§ Instructions for the task
Print the entries below in their entirety, exactly as they are written.

-- start Supplied material --

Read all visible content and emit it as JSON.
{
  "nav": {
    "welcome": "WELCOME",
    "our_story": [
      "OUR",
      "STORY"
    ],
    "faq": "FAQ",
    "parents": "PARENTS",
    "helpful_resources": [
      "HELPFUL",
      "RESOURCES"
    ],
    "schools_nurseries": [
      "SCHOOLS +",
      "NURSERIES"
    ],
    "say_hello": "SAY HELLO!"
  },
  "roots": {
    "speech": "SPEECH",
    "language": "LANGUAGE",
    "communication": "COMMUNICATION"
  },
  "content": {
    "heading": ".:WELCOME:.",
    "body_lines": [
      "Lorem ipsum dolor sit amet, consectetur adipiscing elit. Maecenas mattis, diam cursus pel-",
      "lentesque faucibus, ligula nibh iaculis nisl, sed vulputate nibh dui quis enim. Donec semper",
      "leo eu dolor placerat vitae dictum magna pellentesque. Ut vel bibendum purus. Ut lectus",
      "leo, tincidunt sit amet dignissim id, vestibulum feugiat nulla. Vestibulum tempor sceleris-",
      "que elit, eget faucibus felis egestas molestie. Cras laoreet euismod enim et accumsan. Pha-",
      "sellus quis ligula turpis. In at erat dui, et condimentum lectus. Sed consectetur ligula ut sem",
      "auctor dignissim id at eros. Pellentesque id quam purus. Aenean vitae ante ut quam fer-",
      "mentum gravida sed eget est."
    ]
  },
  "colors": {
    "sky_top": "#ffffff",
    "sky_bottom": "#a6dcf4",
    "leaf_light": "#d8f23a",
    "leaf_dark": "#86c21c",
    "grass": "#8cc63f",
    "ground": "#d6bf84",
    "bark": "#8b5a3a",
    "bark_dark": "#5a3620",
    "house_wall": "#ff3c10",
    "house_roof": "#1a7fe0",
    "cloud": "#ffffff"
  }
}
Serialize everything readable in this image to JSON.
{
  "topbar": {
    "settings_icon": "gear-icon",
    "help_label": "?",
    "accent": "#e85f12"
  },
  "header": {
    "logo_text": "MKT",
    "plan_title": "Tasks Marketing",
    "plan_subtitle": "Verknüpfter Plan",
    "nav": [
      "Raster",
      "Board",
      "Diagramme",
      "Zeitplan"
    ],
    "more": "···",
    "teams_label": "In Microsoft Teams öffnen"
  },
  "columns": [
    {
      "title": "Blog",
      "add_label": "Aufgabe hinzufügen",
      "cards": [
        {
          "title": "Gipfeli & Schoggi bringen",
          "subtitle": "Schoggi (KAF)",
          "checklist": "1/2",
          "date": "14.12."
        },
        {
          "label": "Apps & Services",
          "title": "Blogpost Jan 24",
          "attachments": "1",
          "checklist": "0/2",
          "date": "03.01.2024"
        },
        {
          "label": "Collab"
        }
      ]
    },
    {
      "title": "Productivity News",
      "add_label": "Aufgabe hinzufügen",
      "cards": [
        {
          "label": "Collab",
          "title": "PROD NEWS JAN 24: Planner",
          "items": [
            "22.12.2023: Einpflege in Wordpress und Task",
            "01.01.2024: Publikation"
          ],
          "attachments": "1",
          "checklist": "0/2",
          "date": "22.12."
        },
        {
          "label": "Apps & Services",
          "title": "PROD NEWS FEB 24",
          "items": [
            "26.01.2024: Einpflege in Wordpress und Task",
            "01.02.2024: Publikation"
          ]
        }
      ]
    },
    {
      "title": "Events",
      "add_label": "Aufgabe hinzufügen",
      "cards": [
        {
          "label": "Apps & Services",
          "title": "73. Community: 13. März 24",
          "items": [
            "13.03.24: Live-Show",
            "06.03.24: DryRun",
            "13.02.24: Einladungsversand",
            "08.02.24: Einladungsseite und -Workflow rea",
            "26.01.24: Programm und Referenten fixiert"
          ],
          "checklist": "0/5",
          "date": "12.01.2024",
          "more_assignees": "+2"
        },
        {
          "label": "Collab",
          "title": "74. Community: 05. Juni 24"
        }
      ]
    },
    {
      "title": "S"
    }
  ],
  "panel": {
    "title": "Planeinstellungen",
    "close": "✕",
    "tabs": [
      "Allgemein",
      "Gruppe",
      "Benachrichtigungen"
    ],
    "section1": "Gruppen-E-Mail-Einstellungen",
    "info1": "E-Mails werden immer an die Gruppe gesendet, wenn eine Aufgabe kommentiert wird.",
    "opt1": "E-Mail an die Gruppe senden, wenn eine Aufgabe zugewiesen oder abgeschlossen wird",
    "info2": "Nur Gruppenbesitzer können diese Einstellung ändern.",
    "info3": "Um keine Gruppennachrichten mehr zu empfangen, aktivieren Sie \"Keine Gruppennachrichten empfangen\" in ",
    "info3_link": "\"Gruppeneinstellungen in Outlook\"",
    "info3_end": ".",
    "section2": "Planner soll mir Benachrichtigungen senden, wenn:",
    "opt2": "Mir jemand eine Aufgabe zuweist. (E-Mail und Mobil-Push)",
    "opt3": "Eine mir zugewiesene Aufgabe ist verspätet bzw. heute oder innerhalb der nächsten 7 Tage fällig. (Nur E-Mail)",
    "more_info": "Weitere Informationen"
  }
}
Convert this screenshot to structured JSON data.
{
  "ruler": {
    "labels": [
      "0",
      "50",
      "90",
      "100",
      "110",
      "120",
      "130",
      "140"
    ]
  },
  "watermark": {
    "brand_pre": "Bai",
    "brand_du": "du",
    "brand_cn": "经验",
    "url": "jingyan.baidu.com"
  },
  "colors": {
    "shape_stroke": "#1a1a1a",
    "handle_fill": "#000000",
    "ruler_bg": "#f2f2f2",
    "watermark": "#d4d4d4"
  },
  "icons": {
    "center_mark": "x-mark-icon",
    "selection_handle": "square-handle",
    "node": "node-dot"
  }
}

-- end Supplied material --

§ Solution to the exercise
Read all visible content and emit it as JSON.
{
  "nav": {
    "welcome": "WELCOME",
    "our_story": [
      "OUR",
      "STORY"
    ],
    "faq": "FAQ",
    "parents": "PARENTS",
    "helpful_resources": [
      "HELPFUL",
      "RESOURCES"
    ],
    "schools_nurseries": [
      "SCHOOLS +",
      "NURSERIES"
    ],
    "say_hello": "SAY HELLO!"
  },
  "roots": {
    "speech": "SPEECH",
    "language": "LANGUAGE",
    "communication": "COMMUNICATION"
  },
  "content": {
    "heading": ".:WELCOME:.",
    "body_lines": [
      "Lorem ipsum dolor sit amet, consectetur adipiscing elit. Maecenas mattis, diam cursus pel-",
      "lentesque faucibus, ligula nibh iaculis nisl, sed vulputate nibh dui quis enim. Donec semper",
      "leo eu dolor placerat vitae dictum magna pellentesque. Ut vel bibendum purus. Ut lectus",
      "leo, tincidunt sit amet dignissim id, vestibulum feugiat nulla. Vestibulum tempor sceleris-",
      "que elit, eget faucibus felis egestas molestie. Cras laoreet euismod enim et accumsan. Pha-",
      "sellus quis ligula turpis. In at erat dui, et condimentum lectus. Sed consectetur ligula ut sem",
      "auctor dignissim id at eros. Pellentesque id quam purus. Aenean vitae ante ut quam fer-",
      "mentum gravida sed eget est."
    ]
  },
  "colors": {
    "sky_top": "#ffffff",
    "sky_bottom": "#a6dcf4",
    "leaf_light": "#d8f23a",
    "leaf_dark": "#86c21c",
    "grass": "#8cc63f",
    "ground": "#d6bf84",
    "bark": "#8b5a3a",
    "bark_dark": "#5a3620",
    "house_wall": "#ff3c10",
    "house_roof": "#1a7fe0",
    "cloud": "#ffffff"
  }
}
Serialize everything readable in this image to JSON.
{
  "topbar": {
    "settings_icon": "gear-icon",
    "help_label": "?",
    "accent": "#e85f12"
  },
  "header": {
    "logo_text": "MKT",
    "plan_title": "Tasks Marketing",
    "plan_subtitle": "Verknüpfter Plan",
    "nav": [
      "Raster",
      "Board",
      "Diagramme",
      "Zeitplan"
    ],
    "more": "···",
    "teams_label": "In Microsoft Teams öffnen"
  },
  "columns": [
    {
      "title": "Blog",
      "add_label": "Aufgabe hinzufügen",
      "cards": [
        {
          "title": "Gipfeli & Schoggi bringen",
          "subtitle": "Schoggi (KAF)",
          "checklist": "1/2",
          "date": "14.12."
        },
        {
          "label": "Apps & Services",
          "title": "Blogpost Jan 24",
          "attachments": "1",
          "checklist": "0/2",
          "date": "03.01.2024"
        },
        {
          "label": "Collab"
        }
      ]
    },
    {
      "title": "Productivity News",
      "add_label": "Aufgabe hinzufügen",
      "cards": [
        {
          "label": "Collab",
          "title": "PROD NEWS JAN 24: Planner",
          "items": [
            "22.12.2023: Einpflege in Wordpress und Task",
            "01.01.2024: Publikation"
          ],
          "attachments": "1",
          "checklist": "0/2",
          "date": "22.12."
        },
        {
          "label": "Apps & Services",
          "title": "PROD NEWS FEB 24",
          "items": [
            "26.01.2024: Einpflege in Wordpress und Task",
            "01.02.2024: Publikation"
          ]
        }
      ]
    },
    {
      "title": "Events",
      "add_label": "Aufgabe hinzufügen",
      "cards": [
        {
          "label": "Apps & Services",
          "title": "73. Community: 13. März 24",
          "items": [
            "13.03.24: Live-Show",
            "06.03.24: DryRun",
            "13.02.24: Einladungsversand",
            "08.02.24: Einladungsseite und -Workflow rea",
            "26.01.24: Programm und Referenten fixiert"
          ],
          "checklist": "0/5",
          "date": "12.01.2024",
          "more_assignees": "+2"
        },
        {
          "label": "Collab",
          "title": "74. Community: 05. Juni 24"
        }
      ]
    },
    {
      "title": "S"
    }
  ],
  "panel": {
    "title": "Planeinstellungen",
    "close": "✕",
    "tabs": [
      "Allgemein",
      "Gruppe",
      "Benachrichtigungen"
    ],
    "section1": "Gruppen-E-Mail-Einstellungen",
    "info1": "E-Mails werden immer an die Gruppe gesendet, wenn eine Aufgabe kommentiert wird.",
    "opt1": "E-Mail an die Gruppe senden, wenn eine Aufgabe zugewiesen oder abgeschlossen wird",
    "info2": "Nur Gruppenbesitzer können diese Einstellung ändern.",
    "info3": "Um keine Gruppennachrichten mehr zu empfangen, aktivieren Sie \"Keine Gruppennachrichten empfangen\" in ",
    "info3_link": "\"Gruppeneinstellungen in Outlook\"",
    "info3_end": ".",
    "section2": "Planner soll mir Benachrichtigungen senden, wenn:",
    "opt2": "Mir jemand eine Aufgabe zuweist. (E-Mail und Mobil-Push)",
    "opt3": "Eine mir zugewiesene Aufgabe ist verspätet bzw. heute oder innerhalb der nächsten 7 Tage fällig. (Nur E-Mail)",
    "more_info": "Weitere Informationen"
  }
}
Convert this screenshot to structured JSON data.
{
  "ruler": {
    "labels": [
      "0",
      "50",
      "90",
      "100",
      "110",
      "120",
      "130",
      "140"
    ]
  },
  "watermark": {
    "brand_pre": "Bai",
    "brand_du": "du",
    "brand_cn": "经验",
    "url": "jingyan.baidu.com"
  },
  "colors": {
    "shape_stroke": "#1a1a1a",
    "handle_fill": "#000000",
    "ruler_bg": "#f2f2f2",
    "watermark": "#d4d4d4"
  },
  "icons": {
    "center_mark": "x-mark-icon",
    "selection_handle": "square-handle",
    "node": "node-dot"
  }
}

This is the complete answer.